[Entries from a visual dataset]

====

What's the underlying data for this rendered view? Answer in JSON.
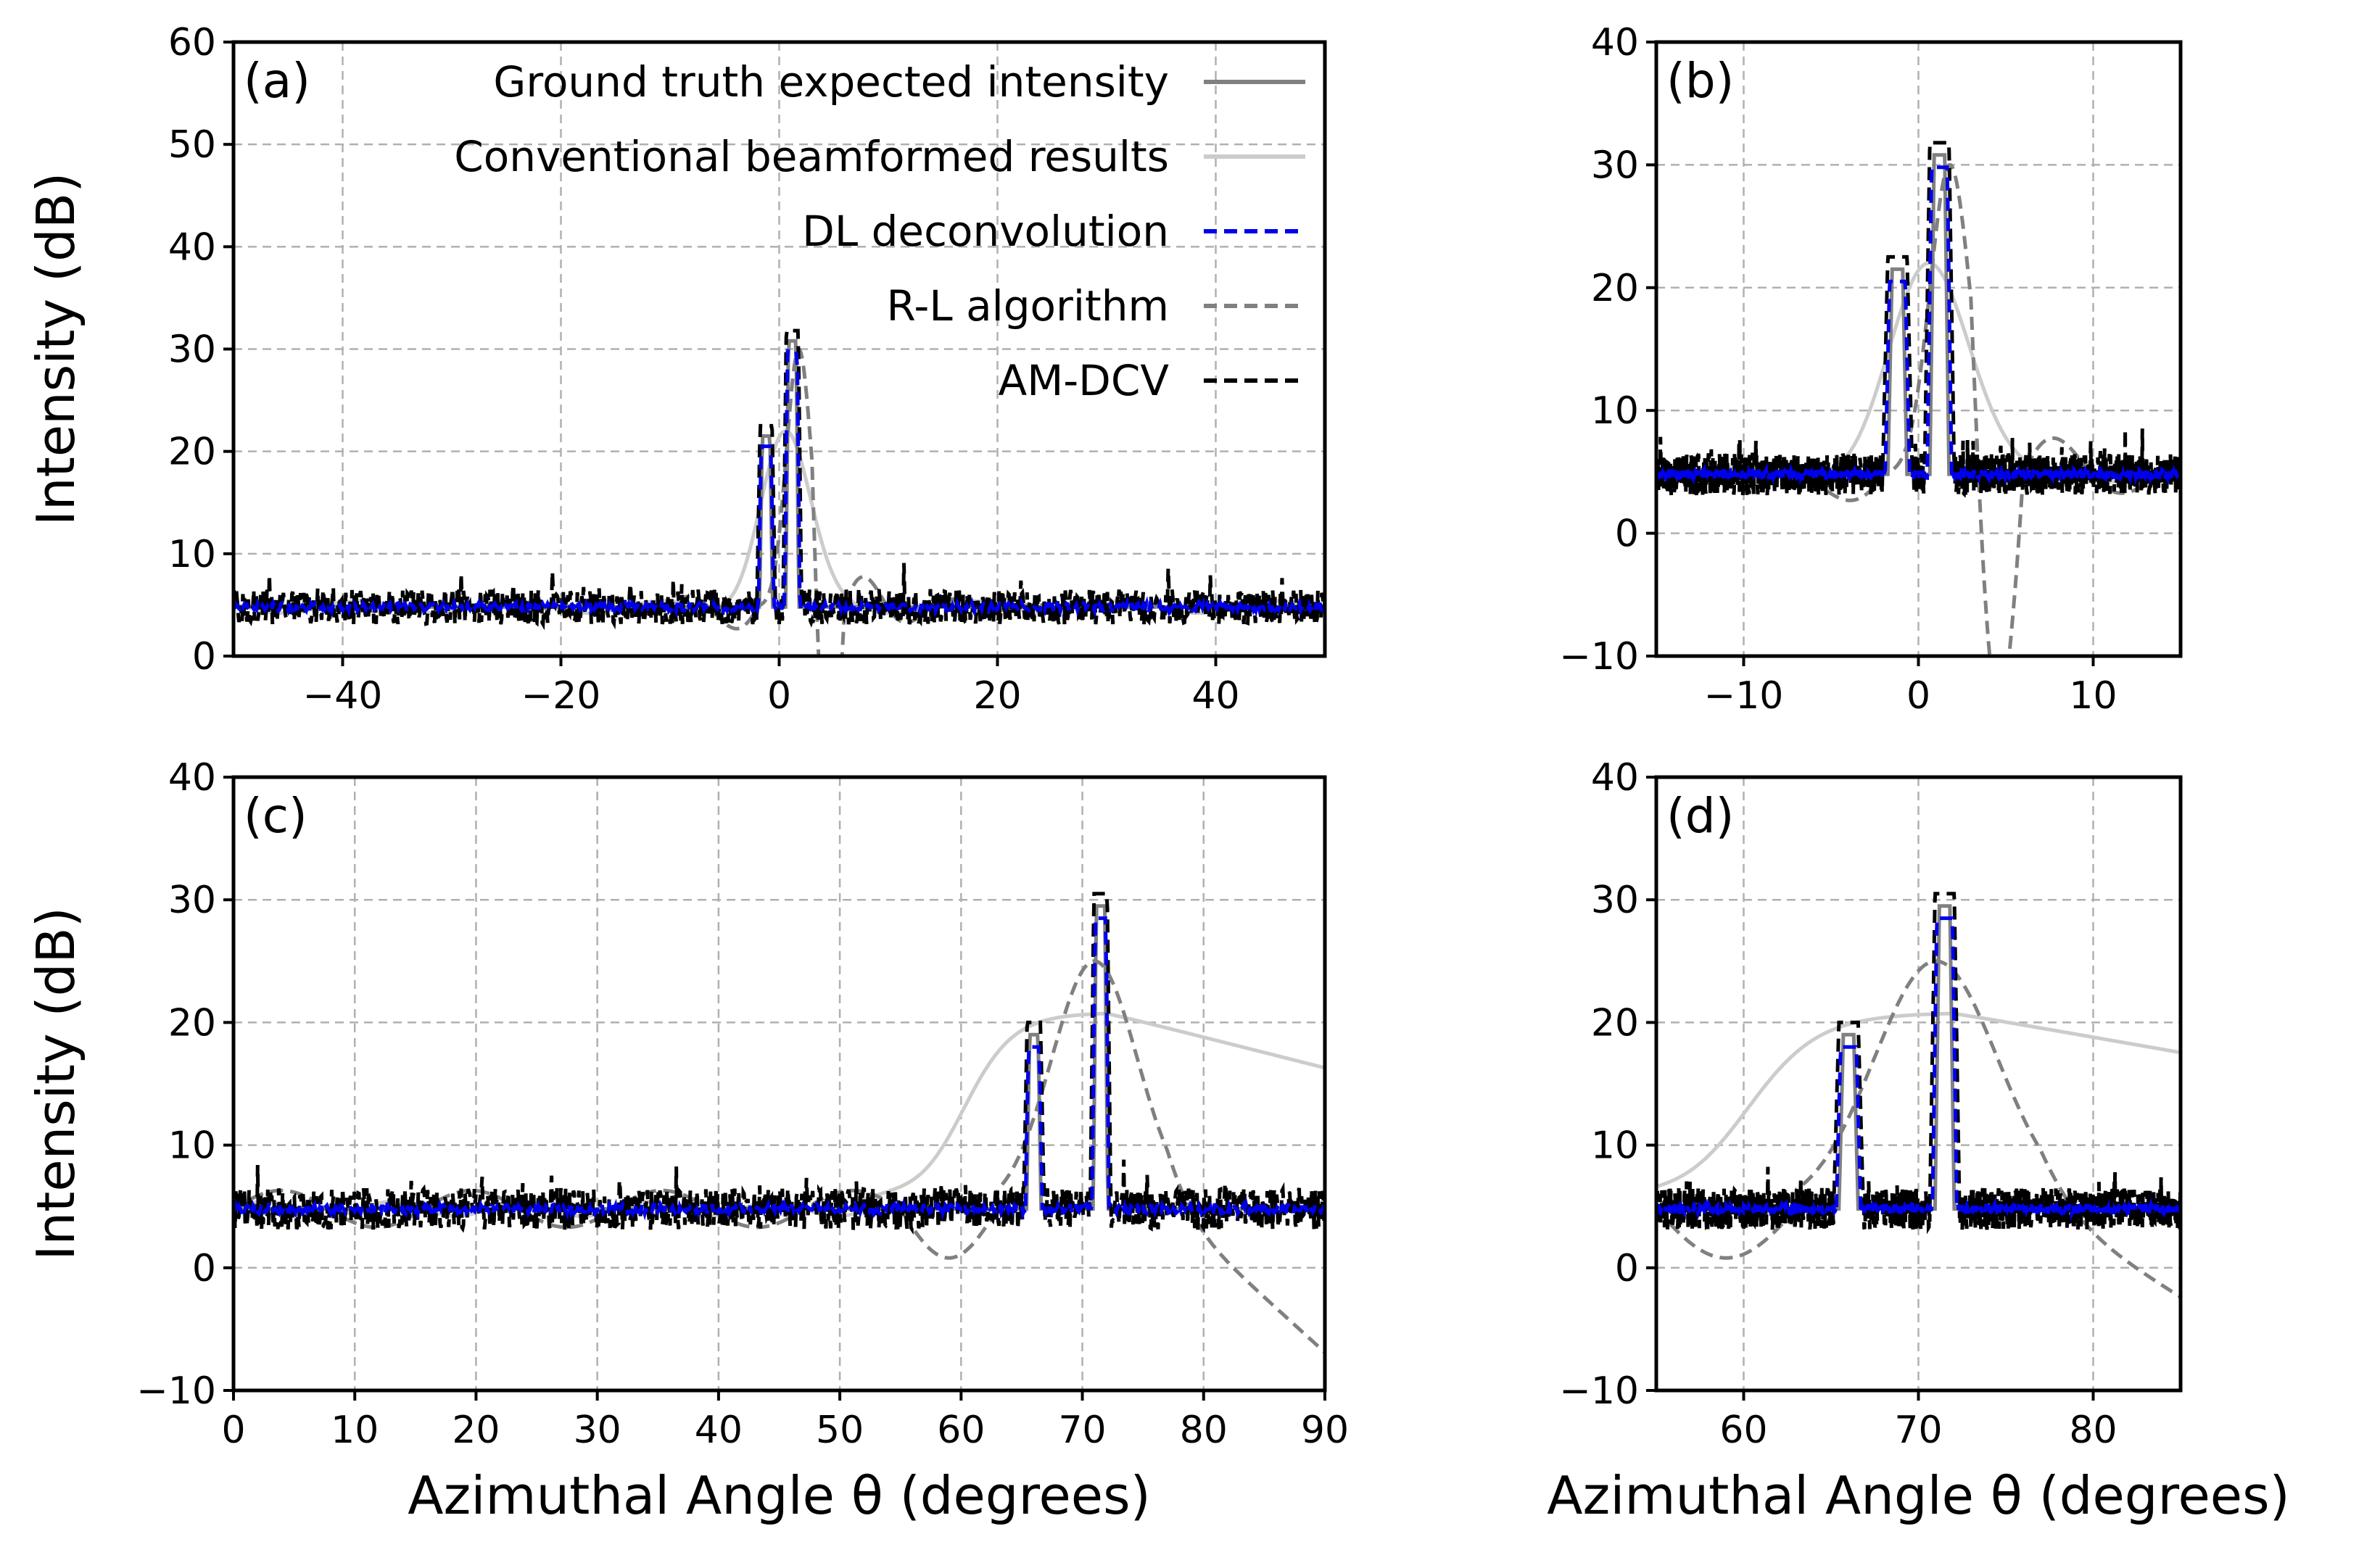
{
  "chart_data": [
    {
      "type": "line",
      "panel_label": "(a)",
      "xlim": [
        -50,
        50
      ],
      "ylim": [
        0,
        60
      ],
      "xticks": [
        -40,
        -20,
        0,
        20,
        40
      ],
      "yticks": [
        0,
        10,
        20,
        30,
        40,
        50,
        60
      ],
      "xlabel": "",
      "ylabel": "Intensity (dB)",
      "grid": true,
      "legend": "top-right",
      "sources": [
        {
          "angle": -1.2,
          "peak": 21.5
        },
        {
          "angle": 1.2,
          "peak": 30.8
        }
      ],
      "baseline_db": 4.8
    },
    {
      "type": "line",
      "panel_label": "(b)",
      "xlim": [
        -15,
        15
      ],
      "ylim": [
        -10,
        40
      ],
      "xticks": [
        -10,
        0,
        10
      ],
      "yticks": [
        -10,
        0,
        10,
        20,
        30,
        40
      ],
      "xlabel": "",
      "ylabel": "",
      "grid": true,
      "sources": [
        {
          "angle": -1.2,
          "peak": 21.5
        },
        {
          "angle": 1.2,
          "peak": 30.8
        }
      ],
      "baseline_db": 4.8
    },
    {
      "type": "line",
      "panel_label": "(c)",
      "xlim": [
        0,
        90
      ],
      "ylim": [
        -10,
        40
      ],
      "xticks": [
        0,
        10,
        20,
        30,
        40,
        50,
        60,
        70,
        80,
        90
      ],
      "yticks": [
        -10,
        0,
        10,
        20,
        30,
        40
      ],
      "xlabel": "Azimuthal Angle θ (degrees)",
      "ylabel": "Intensity (dB)",
      "grid": true,
      "sources": [
        {
          "angle": 66,
          "peak": 19
        },
        {
          "angle": 71.5,
          "peak": 29.5
        }
      ],
      "baseline_db": 4.8
    },
    {
      "type": "line",
      "panel_label": "(d)",
      "xlim": [
        55,
        85
      ],
      "ylim": [
        -10,
        40
      ],
      "xticks": [
        60,
        70,
        80
      ],
      "yticks": [
        -10,
        0,
        10,
        20,
        30,
        40
      ],
      "xlabel": "Azimuthal Angle θ (degrees)",
      "ylabel": "",
      "grid": true,
      "sources": [
        {
          "angle": 66,
          "peak": 19
        },
        {
          "angle": 71.5,
          "peak": 29.5
        }
      ],
      "baseline_db": 4.8
    }
  ],
  "legend": {
    "entries": [
      {
        "key": "gt",
        "label": "Ground truth expected intensity",
        "color": "#808080",
        "dash": "solid"
      },
      {
        "key": "cbf",
        "label": "Conventional beamformed results",
        "color": "#cccccc",
        "dash": "solid"
      },
      {
        "key": "dl",
        "label": "DL deconvolution",
        "color": "#0000ee",
        "dash": "dashed"
      },
      {
        "key": "rl",
        "label": "R-L algorithm",
        "color": "#808080",
        "dash": "dashed"
      },
      {
        "key": "amdcv",
        "label": "AM-DCV",
        "color": "#000000",
        "dash": "dashed"
      }
    ]
  }
}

====

Leave the images out and output the remaining material exactly as it stands.

▶ _Solution for this problem_:
What's the underlying data for this rendered view? Answer in JSON.
{
  "chart_data": [
    {
      "type": "line",
      "panel_label": "(a)",
      "xlim": [
        -50,
        50
      ],
      "ylim": [
        0,
        60
      ],
      "xticks": [
        -40,
        -20,
        0,
        20,
        40
      ],
      "yticks": [
        0,
        10,
        20,
        30,
        40,
        50,
        60
      ],
      "xlabel": "",
      "ylabel": "Intensity (dB)",
      "grid": true,
      "legend": "top-right",
      "sources": [
        {
          "angle": -1.2,
          "peak": 21.5
        },
        {
          "angle": 1.2,
          "peak": 30.8
        }
      ],
      "baseline_db": 4.8
    },
    {
      "type": "line",
      "panel_label": "(b)",
      "xlim": [
        -15,
        15
      ],
      "ylim": [
        -10,
        40
      ],
      "xticks": [
        -10,
        0,
        10
      ],
      "yticks": [
        -10,
        0,
        10,
        20,
        30,
        40
      ],
      "xlabel": "",
      "ylabel": "",
      "grid": true,
      "sources": [
        {
          "angle": -1.2,
          "peak": 21.5
        },
        {
          "angle": 1.2,
          "peak": 30.8
        }
      ],
      "baseline_db": 4.8
    },
    {
      "type": "line",
      "panel_label": "(c)",
      "xlim": [
        0,
        90
      ],
      "ylim": [
        -10,
        40
      ],
      "xticks": [
        0,
        10,
        20,
        30,
        40,
        50,
        60,
        70,
        80,
        90
      ],
      "yticks": [
        -10,
        0,
        10,
        20,
        30,
        40
      ],
      "xlabel": "Azimuthal Angle θ (degrees)",
      "ylabel": "Intensity (dB)",
      "grid": true,
      "sources": [
        {
          "angle": 66,
          "peak": 19
        },
        {
          "angle": 71.5,
          "peak": 29.5
        }
      ],
      "baseline_db": 4.8
    },
    {
      "type": "line",
      "panel_label": "(d)",
      "xlim": [
        55,
        85
      ],
      "ylim": [
        -10,
        40
      ],
      "xticks": [
        60,
        70,
        80
      ],
      "yticks": [
        -10,
        0,
        10,
        20,
        30,
        40
      ],
      "xlabel": "Azimuthal Angle θ (degrees)",
      "ylabel": "",
      "grid": true,
      "sources": [
        {
          "angle": 66,
          "peak": 19
        },
        {
          "angle": 71.5,
          "peak": 29.5
        }
      ],
      "baseline_db": 4.8
    }
  ],
  "legend": {
    "entries": [
      {
        "key": "gt",
        "label": "Ground truth expected intensity",
        "color": "#808080",
        "dash": "solid"
      },
      {
        "key": "cbf",
        "label": "Conventional beamformed results",
        "color": "#cccccc",
        "dash": "solid"
      },
      {
        "key": "dl",
        "label": "DL deconvolution",
        "color": "#0000ee",
        "dash": "dashed"
      },
      {
        "key": "rl",
        "label": "R-L algorithm",
        "color": "#808080",
        "dash": "dashed"
      },
      {
        "key": "amdcv",
        "label": "AM-DCV",
        "color": "#000000",
        "dash": "dashed"
      }
    ]
  }
}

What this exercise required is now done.